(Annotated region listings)
......

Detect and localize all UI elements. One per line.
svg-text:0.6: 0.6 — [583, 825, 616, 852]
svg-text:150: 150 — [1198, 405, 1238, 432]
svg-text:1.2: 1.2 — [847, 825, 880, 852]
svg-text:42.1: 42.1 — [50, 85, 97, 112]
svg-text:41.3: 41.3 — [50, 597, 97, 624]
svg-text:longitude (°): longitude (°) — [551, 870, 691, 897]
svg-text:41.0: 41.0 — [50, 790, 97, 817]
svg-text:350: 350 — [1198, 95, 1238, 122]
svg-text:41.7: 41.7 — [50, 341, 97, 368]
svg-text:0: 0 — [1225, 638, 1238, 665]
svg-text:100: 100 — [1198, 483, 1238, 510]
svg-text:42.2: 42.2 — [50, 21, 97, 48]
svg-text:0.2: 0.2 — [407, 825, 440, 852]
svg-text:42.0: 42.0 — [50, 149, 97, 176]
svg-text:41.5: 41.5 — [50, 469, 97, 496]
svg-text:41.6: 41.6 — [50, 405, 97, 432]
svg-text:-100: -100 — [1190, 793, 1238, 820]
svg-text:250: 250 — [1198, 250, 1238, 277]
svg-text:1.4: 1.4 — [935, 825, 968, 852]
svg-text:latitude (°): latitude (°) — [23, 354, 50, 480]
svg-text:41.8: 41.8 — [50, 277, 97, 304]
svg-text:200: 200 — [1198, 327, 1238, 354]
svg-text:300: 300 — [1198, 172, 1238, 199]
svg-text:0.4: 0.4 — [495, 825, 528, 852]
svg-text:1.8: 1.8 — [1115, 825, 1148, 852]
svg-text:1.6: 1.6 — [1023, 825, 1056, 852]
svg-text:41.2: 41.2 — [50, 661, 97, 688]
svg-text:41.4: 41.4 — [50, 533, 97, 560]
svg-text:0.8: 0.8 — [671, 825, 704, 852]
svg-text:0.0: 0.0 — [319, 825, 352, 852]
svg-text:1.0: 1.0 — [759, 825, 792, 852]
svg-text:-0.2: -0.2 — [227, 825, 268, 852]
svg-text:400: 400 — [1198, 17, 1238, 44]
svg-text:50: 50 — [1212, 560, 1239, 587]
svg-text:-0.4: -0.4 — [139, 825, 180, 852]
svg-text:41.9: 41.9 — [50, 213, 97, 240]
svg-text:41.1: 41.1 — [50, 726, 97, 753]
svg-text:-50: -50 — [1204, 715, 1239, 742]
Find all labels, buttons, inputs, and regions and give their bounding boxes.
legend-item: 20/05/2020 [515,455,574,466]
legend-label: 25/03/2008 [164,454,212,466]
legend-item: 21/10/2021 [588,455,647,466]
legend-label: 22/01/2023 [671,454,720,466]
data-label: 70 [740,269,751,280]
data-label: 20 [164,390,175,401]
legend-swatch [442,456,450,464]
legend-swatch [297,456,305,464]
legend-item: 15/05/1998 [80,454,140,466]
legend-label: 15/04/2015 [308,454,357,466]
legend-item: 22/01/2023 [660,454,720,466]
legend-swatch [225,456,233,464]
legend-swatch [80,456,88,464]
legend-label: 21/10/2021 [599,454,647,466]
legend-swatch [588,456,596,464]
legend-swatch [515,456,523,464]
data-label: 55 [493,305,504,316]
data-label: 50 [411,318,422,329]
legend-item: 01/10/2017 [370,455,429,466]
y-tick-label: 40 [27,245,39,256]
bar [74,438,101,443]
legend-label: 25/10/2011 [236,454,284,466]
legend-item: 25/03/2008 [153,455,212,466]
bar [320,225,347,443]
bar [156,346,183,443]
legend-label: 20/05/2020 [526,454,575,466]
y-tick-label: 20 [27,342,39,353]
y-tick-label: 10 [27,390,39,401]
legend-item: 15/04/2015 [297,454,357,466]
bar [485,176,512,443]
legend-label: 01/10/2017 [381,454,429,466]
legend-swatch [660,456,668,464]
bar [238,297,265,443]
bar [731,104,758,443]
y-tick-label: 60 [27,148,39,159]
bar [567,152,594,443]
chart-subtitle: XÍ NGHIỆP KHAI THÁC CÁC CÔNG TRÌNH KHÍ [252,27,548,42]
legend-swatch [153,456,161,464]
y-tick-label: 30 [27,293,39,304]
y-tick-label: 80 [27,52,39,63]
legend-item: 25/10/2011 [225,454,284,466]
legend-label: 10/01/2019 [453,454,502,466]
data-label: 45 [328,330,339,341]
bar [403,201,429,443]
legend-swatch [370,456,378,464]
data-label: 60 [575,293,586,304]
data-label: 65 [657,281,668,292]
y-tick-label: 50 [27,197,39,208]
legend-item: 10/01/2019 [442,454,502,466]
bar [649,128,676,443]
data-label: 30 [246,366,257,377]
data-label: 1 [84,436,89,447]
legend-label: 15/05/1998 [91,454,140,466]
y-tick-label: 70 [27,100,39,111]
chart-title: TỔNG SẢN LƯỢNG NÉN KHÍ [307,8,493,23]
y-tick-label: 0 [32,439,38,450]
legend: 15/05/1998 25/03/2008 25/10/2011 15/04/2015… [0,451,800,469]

......

CHALLENGE: Show each line of the listing above that contains the string "item".

ANSWER TO THE PROBLEM:
legend-item: 20/05/2020 [515,455,574,466]
legend-item: 21/10/2021 [588,455,647,466]
legend-item: 15/05/1998 [80,454,140,466]
legend-item: 22/01/2023 [660,454,720,466]
legend-item: 01/10/2017 [370,455,429,466]
legend-item: 25/03/2008 [153,455,212,466]
legend-item: 15/04/2015 [297,454,357,466]
legend-item: 25/10/2011 [225,454,284,466]
legend-item: 10/01/2019 [442,454,502,466]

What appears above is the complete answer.